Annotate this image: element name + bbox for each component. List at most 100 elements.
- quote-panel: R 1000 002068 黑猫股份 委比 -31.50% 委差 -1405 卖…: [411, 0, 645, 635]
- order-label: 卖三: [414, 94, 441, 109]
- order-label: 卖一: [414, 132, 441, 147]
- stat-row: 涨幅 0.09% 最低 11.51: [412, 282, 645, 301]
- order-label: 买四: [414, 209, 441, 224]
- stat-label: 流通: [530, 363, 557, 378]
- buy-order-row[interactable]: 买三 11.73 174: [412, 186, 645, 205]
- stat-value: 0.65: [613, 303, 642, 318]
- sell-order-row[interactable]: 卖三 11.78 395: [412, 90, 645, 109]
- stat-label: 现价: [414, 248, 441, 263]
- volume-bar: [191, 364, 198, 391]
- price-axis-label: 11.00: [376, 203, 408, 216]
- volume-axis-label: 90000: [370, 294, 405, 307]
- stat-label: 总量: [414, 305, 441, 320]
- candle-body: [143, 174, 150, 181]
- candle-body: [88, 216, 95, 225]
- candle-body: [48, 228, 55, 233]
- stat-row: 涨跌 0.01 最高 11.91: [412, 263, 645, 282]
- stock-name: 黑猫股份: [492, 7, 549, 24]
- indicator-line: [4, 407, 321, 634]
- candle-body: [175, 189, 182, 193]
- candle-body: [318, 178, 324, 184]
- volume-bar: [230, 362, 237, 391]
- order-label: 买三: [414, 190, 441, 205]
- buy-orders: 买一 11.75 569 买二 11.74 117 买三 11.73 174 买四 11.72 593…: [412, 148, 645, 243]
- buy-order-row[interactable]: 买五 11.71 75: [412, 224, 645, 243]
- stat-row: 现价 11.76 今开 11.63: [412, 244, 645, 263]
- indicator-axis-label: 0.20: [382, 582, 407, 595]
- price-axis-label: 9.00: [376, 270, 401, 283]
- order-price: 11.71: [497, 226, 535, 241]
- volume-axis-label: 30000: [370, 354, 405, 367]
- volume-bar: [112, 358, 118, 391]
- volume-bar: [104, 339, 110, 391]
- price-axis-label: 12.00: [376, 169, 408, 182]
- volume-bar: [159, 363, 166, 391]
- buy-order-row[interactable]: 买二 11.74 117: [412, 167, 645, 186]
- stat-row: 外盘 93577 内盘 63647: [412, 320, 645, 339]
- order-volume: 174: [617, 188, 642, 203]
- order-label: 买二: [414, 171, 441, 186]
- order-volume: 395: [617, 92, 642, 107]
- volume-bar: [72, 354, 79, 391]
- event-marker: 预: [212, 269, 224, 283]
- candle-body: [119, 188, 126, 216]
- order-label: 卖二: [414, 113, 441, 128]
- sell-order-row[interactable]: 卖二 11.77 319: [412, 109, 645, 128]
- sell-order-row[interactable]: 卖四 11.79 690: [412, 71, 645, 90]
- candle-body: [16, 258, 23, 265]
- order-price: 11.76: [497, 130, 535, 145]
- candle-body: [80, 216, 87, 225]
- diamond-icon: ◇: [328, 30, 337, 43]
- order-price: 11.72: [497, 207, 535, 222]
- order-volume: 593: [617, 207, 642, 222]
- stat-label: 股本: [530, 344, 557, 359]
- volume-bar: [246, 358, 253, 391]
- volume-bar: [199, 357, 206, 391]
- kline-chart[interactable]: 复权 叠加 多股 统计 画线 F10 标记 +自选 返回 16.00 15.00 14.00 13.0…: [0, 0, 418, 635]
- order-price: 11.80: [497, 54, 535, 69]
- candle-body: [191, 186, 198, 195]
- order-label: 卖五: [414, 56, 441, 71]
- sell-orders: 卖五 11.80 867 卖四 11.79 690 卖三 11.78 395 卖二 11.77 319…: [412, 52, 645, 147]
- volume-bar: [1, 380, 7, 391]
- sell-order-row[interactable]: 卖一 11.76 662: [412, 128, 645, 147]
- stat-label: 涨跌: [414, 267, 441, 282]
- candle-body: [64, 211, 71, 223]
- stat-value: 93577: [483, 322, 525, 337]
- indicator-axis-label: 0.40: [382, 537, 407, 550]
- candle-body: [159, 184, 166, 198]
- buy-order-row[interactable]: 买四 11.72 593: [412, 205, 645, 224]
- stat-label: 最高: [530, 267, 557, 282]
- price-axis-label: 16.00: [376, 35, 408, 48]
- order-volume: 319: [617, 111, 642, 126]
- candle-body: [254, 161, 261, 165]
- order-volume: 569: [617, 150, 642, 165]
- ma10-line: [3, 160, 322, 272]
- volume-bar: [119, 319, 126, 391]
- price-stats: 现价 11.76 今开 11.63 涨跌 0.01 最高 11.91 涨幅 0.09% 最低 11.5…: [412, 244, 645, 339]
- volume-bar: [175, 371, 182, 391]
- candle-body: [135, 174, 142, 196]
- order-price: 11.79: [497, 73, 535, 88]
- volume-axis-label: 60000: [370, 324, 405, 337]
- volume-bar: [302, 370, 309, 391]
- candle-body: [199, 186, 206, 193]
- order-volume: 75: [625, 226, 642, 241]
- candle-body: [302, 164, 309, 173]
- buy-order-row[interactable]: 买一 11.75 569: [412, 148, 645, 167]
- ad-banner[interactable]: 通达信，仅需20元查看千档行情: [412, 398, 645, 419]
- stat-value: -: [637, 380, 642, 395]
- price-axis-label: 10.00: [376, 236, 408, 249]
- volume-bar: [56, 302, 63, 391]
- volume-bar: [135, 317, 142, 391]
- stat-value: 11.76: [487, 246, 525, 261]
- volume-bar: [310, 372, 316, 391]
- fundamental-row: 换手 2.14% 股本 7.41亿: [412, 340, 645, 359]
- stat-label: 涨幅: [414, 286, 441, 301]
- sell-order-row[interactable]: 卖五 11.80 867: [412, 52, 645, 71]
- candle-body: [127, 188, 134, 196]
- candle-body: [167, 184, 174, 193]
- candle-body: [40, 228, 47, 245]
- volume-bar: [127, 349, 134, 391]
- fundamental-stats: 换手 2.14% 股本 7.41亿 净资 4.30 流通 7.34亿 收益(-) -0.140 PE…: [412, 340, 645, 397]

══════════════════════════════

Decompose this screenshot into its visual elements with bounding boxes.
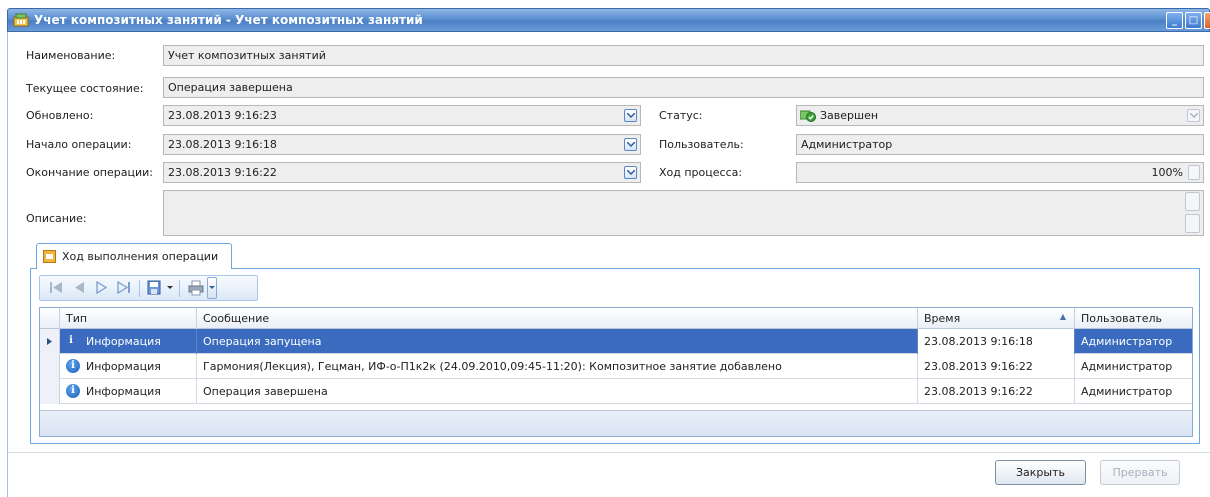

══════════════════════════════

● **Work to do**
Can you write out the lines that run from the one containing "Annotate this image: element" through the one containing "- buy-order-row[interactable]: 买三", both included, reproducing each one precisely?

● **Problem solution**
Annotate this image: element name + bbox for each component. List at most 100 elements.
- quote-panel: R 1000 002068 黑猫股份 委比 -31.50% 委差 -1405 卖…: [411, 0, 645, 635]
- order-label: 卖三: [414, 94, 441, 109]
- order-label: 卖一: [414, 132, 441, 147]
- stat-row: 涨幅 0.09% 最低 11.51: [412, 282, 645, 301]
- order-label: 买四: [414, 209, 441, 224]
- stat-label: 流通: [530, 363, 557, 378]
- buy-order-row[interactable]: 买三 11.73 174: [412, 186, 645, 205]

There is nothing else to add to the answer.